_What the exercise asks_
Pull each line holding "only" out of the entries below.

_Extracted data_
+--
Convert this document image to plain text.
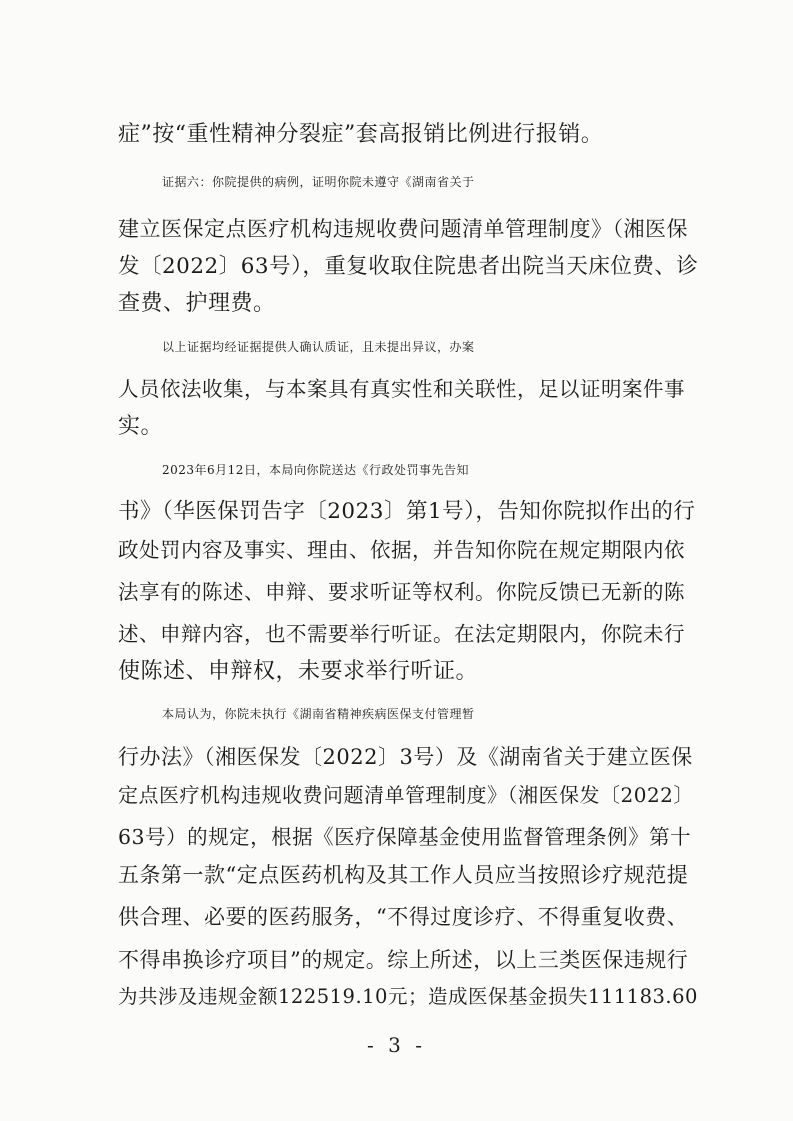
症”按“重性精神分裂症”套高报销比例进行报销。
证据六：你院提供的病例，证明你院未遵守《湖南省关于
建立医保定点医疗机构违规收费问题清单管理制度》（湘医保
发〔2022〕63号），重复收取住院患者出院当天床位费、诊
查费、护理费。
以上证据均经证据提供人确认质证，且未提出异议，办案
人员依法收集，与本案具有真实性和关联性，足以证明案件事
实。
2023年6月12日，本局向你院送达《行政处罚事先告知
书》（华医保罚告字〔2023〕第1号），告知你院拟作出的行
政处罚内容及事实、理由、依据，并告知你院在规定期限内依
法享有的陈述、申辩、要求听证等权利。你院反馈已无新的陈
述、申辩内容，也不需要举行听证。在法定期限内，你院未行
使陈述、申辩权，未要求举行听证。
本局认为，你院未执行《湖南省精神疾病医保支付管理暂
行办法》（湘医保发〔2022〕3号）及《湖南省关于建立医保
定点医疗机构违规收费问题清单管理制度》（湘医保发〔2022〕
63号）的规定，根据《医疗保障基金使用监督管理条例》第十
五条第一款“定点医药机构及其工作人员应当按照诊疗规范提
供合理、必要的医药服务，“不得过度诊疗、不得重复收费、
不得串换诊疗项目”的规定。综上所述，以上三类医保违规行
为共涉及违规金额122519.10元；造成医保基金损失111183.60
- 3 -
+--
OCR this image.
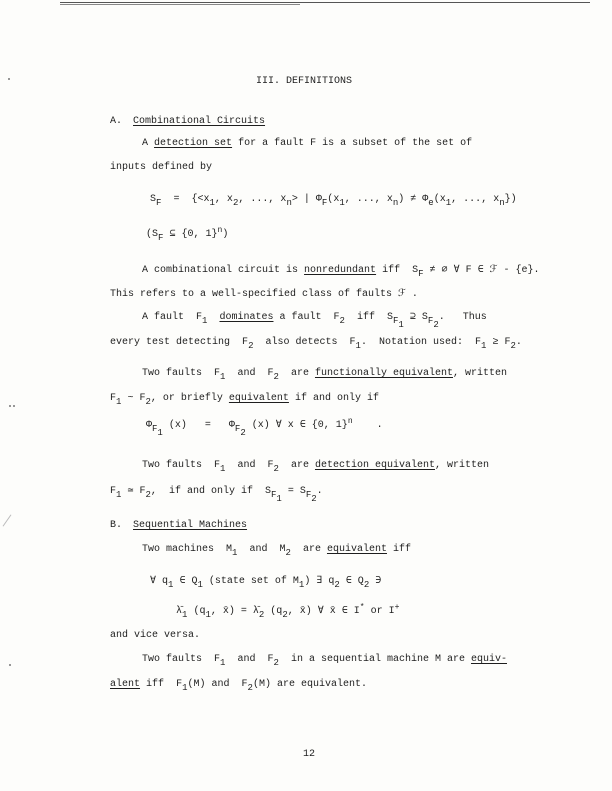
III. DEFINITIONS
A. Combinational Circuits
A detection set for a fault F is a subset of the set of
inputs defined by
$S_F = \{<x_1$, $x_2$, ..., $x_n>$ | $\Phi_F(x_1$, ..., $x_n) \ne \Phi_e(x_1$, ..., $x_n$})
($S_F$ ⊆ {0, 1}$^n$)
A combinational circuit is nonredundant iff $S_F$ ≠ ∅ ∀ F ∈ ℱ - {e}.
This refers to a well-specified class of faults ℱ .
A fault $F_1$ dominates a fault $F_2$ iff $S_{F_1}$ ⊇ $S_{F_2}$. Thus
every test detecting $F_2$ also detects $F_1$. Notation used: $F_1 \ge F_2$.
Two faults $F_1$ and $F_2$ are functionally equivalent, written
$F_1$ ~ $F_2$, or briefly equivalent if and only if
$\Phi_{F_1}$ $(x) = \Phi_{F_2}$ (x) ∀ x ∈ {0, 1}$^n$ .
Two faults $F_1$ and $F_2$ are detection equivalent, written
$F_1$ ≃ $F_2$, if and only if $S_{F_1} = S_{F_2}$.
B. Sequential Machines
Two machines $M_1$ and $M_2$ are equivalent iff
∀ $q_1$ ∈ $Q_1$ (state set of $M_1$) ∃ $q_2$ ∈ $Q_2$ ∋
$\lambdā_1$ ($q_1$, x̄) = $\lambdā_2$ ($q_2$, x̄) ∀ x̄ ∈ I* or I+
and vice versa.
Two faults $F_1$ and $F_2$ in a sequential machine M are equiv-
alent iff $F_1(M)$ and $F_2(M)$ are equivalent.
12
+--
_Response below_
$F_1$ ~ $F_2$, or briefly equivalent if and only if
$F_1$ ≃ $F_2$, if and only if $S_{F_1} = S_{F_2}$.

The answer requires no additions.